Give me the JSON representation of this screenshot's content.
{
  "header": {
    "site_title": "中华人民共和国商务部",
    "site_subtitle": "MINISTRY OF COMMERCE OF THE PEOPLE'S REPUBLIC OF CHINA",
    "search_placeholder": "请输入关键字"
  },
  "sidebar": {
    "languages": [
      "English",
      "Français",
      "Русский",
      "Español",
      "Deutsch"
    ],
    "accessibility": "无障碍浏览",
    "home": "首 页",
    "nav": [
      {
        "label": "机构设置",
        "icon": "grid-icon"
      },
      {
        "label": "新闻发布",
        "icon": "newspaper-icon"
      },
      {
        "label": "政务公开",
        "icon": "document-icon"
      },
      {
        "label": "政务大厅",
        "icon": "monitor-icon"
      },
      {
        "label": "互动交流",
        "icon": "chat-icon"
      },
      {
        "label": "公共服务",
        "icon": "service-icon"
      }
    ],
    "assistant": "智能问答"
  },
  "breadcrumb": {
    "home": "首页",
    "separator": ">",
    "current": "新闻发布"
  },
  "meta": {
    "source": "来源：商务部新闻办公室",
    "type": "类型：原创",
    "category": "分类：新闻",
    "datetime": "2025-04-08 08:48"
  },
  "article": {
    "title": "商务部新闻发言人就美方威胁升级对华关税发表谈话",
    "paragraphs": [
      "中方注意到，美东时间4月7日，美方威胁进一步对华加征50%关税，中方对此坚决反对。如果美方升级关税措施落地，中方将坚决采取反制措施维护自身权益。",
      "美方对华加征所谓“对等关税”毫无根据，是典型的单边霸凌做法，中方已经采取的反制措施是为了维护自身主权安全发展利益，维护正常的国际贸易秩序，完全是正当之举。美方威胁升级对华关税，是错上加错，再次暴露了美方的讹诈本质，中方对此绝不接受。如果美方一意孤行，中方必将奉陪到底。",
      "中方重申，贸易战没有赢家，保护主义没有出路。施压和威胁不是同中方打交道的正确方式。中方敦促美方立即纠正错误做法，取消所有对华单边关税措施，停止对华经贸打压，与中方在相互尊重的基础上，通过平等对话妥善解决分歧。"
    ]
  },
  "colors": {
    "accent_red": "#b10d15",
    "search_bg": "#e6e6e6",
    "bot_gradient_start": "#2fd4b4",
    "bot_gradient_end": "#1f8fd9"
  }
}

==========

• Brief: Return the whole listing exactly.

• Result of this task:
Give me the JSON representation of this screenshot's content.
{
  "header": {
    "site_title": "中华人民共和国商务部",
    "site_subtitle": "MINISTRY OF COMMERCE OF THE PEOPLE'S REPUBLIC OF CHINA",
    "search_placeholder": "请输入关键字"
  },
  "sidebar": {
    "languages": [
      "English",
      "Français",
      "Русский",
      "Español",
      "Deutsch"
    ],
    "accessibility": "无障碍浏览",
    "home": "首 页",
    "nav": [
      {
        "label": "机构设置",
        "icon": "grid-icon"
      },
      {
        "label": "新闻发布",
        "icon": "newspaper-icon"
      },
      {
        "label": "政务公开",
        "icon": "document-icon"
      },
      {
        "label": "政务大厅",
        "icon": "monitor-icon"
      },
      {
        "label": "互动交流",
        "icon": "chat-icon"
      },
      {
        "label": "公共服务",
        "icon": "service-icon"
      }
    ],
    "assistant": "智能问答"
  },
  "breadcrumb": {
    "home": "首页",
    "separator": ">",
    "current": "新闻发布"
  },
  "meta": {
    "source": "来源：商务部新闻办公室",
    "type": "类型：原创",
    "category": "分类：新闻",
    "datetime": "2025-04-08 08:48"
  },
  "article": {
    "title": "商务部新闻发言人就美方威胁升级对华关税发表谈话",
    "paragraphs": [
      "中方注意到，美东时间4月7日，美方威胁进一步对华加征50%关税，中方对此坚决反对。如果美方升级关税措施落地，中方将坚决采取反制措施维护自身权益。",
      "美方对华加征所谓“对等关税”毫无根据，是典型的单边霸凌做法，中方已经采取的反制措施是为了维护自身主权安全发展利益，维护正常的国际贸易秩序，完全是正当之举。美方威胁升级对华关税，是错上加错，再次暴露了美方的讹诈本质，中方对此绝不接受。如果美方一意孤行，中方必将奉陪到底。",
      "中方重申，贸易战没有赢家，保护主义没有出路。施压和威胁不是同中方打交道的正确方式。中方敦促美方立即纠正错误做法，取消所有对华单边关税措施，停止对华经贸打压，与中方在相互尊重的基础上，通过平等对话妥善解决分歧。"
    ]
  },
  "colors": {
    "accent_red": "#b10d15",
    "search_bg": "#e6e6e6",
    "bot_gradient_start": "#2fd4b4",
    "bot_gradient_end": "#1f8fd9"
  }
}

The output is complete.